WHAT TO PRODUCE: The records should be written out in full, with nothing altered.

--------------------

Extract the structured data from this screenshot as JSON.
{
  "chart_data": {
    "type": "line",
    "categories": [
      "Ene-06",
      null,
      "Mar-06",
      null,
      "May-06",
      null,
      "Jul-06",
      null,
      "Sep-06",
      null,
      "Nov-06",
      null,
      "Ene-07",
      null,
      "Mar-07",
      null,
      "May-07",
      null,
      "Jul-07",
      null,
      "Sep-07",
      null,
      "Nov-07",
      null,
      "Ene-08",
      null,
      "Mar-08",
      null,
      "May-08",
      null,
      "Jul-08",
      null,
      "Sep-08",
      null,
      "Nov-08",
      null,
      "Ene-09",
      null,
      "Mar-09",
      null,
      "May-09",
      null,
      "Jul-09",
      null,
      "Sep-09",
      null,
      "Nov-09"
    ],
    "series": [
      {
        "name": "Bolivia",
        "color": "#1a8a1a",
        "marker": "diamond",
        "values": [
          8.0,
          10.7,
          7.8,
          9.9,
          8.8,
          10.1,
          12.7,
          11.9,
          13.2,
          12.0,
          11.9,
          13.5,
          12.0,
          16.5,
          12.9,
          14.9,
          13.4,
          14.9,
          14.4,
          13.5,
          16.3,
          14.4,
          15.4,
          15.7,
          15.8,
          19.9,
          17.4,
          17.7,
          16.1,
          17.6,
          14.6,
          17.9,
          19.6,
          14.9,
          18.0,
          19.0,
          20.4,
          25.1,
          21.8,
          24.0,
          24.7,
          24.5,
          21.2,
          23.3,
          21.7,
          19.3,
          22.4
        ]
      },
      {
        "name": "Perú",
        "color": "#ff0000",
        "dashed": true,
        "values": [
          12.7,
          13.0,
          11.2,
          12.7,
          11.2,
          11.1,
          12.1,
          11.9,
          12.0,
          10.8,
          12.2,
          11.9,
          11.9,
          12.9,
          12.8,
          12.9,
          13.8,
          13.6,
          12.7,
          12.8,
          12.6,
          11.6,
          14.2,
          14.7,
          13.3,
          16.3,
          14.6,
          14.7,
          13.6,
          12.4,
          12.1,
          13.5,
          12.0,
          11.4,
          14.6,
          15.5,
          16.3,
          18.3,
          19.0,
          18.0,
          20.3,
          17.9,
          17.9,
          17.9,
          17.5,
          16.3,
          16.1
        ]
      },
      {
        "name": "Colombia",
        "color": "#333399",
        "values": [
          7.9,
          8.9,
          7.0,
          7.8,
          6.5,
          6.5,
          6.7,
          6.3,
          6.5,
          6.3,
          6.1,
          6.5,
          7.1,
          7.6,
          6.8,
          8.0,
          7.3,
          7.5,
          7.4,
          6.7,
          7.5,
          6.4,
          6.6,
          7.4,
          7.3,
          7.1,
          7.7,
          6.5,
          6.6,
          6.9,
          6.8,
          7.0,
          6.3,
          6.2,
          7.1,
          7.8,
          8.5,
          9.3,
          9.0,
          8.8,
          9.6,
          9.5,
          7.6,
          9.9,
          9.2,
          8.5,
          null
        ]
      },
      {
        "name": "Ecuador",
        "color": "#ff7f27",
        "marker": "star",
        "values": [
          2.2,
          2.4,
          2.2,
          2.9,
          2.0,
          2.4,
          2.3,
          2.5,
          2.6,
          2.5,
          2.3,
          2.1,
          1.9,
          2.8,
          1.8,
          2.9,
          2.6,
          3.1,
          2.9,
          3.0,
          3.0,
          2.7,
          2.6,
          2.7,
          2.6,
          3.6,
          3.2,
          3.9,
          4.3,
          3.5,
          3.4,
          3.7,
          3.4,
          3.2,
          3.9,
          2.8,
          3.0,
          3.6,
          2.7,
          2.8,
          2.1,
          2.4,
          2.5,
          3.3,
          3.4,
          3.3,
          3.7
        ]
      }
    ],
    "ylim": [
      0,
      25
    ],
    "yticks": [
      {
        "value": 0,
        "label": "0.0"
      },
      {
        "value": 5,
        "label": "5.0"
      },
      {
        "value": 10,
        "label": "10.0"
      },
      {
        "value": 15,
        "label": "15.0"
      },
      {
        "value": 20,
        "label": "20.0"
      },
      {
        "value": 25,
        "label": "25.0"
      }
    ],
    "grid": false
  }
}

--------------------

CORRECT RESPONSE:
Extract the structured data from this screenshot as JSON.
{
  "chart_data": {
    "type": "line",
    "categories": [
      "Ene-06",
      null,
      "Mar-06",
      null,
      "May-06",
      null,
      "Jul-06",
      null,
      "Sep-06",
      null,
      "Nov-06",
      null,
      "Ene-07",
      null,
      "Mar-07",
      null,
      "May-07",
      null,
      "Jul-07",
      null,
      "Sep-07",
      null,
      "Nov-07",
      null,
      "Ene-08",
      null,
      "Mar-08",
      null,
      "May-08",
      null,
      "Jul-08",
      null,
      "Sep-08",
      null,
      "Nov-08",
      null,
      "Ene-09",
      null,
      "Mar-09",
      null,
      "May-09",
      null,
      "Jul-09",
      null,
      "Sep-09",
      null,
      "Nov-09"
    ],
    "series": [
      {
        "name": "Bolivia",
        "color": "#1a8a1a",
        "marker": "diamond",
        "values": [
          8.0,
          10.7,
          7.8,
          9.9,
          8.8,
          10.1,
          12.7,
          11.9,
          13.2,
          12.0,
          11.9,
          13.5,
          12.0,
          16.5,
          12.9,
          14.9,
          13.4,
          14.9,
          14.4,
          13.5,
          16.3,
          14.4,
          15.4,
          15.7,
          15.8,
          19.9,
          17.4,
          17.7,
          16.1,
          17.6,
          14.6,
          17.9,
          19.6,
          14.9,
          18.0,
          19.0,
          20.4,
          25.1,
          21.8,
          24.0,
          24.7,
          24.5,
          21.2,
          23.3,
          21.7,
          19.3,
          22.4
        ]
      },
      {
        "name": "Perú",
        "color": "#ff0000",
        "dashed": true,
        "values": [
          12.7,
          13.0,
          11.2,
          12.7,
          11.2,
          11.1,
          12.1,
          11.9,
          12.0,
          10.8,
          12.2,
          11.9,
          11.9,
          12.9,
          12.8,
          12.9,
          13.8,
          13.6,
          12.7,
          12.8,
          12.6,
          11.6,
          14.2,
          14.7,
          13.3,
          16.3,
          14.6,
          14.7,
          13.6,
          12.4,
          12.1,
          13.5,
          12.0,
          11.4,
          14.6,
          15.5,
          16.3,
          18.3,
          19.0,
          18.0,
          20.3,
          17.9,
          17.9,
          17.9,
          17.5,
          16.3,
          16.1
        ]
      },
      {
        "name": "Colombia",
        "color": "#333399",
        "values": [
          7.9,
          8.9,
          7.0,
          7.8,
          6.5,
          6.5,
          6.7,
          6.3,
          6.5,
          6.3,
          6.1,
          6.5,
          7.1,
          7.6,
          6.8,
          8.0,
          7.3,
          7.5,
          7.4,
          6.7,
          7.5,
          6.4,
          6.6,
          7.4,
          7.3,
          7.1,
          7.7,
          6.5,
          6.6,
          6.9,
          6.8,
          7.0,
          6.3,
          6.2,
          7.1,
          7.8,
          8.5,
          9.3,
          9.0,
          8.8,
          9.6,
          9.5,
          7.6,
          9.9,
          9.2,
          8.5,
          null
        ]
      },
      {
        "name": "Ecuador",
        "color": "#ff7f27",
        "marker": "star",
        "values": [
          2.2,
          2.4,
          2.2,
          2.9,
          2.0,
          2.4,
          2.3,
          2.5,
          2.6,
          2.5,
          2.3,
          2.1,
          1.9,
          2.8,
          1.8,
          2.9,
          2.6,
          3.1,
          2.9,
          3.0,
          3.0,
          2.7,
          2.6,
          2.7,
          2.6,
          3.6,
          3.2,
          3.9,
          4.3,
          3.5,
          3.4,
          3.7,
          3.4,
          3.2,
          3.9,
          2.8,
          3.0,
          3.6,
          2.7,
          2.8,
          2.1,
          2.4,
          2.5,
          3.3,
          3.4,
          3.3,
          3.7
        ]
      }
    ],
    "ylim": [
      0,
      25
    ],
    "yticks": [
      {
        "value": 0,
        "label": "0.0"
      },
      {
        "value": 5,
        "label": "5.0"
      },
      {
        "value": 10,
        "label": "10.0"
      },
      {
        "value": 15,
        "label": "15.0"
      },
      {
        "value": 20,
        "label": "20.0"
      },
      {
        "value": 25,
        "label": "25.0"
      }
    ],
    "grid": false
  }
}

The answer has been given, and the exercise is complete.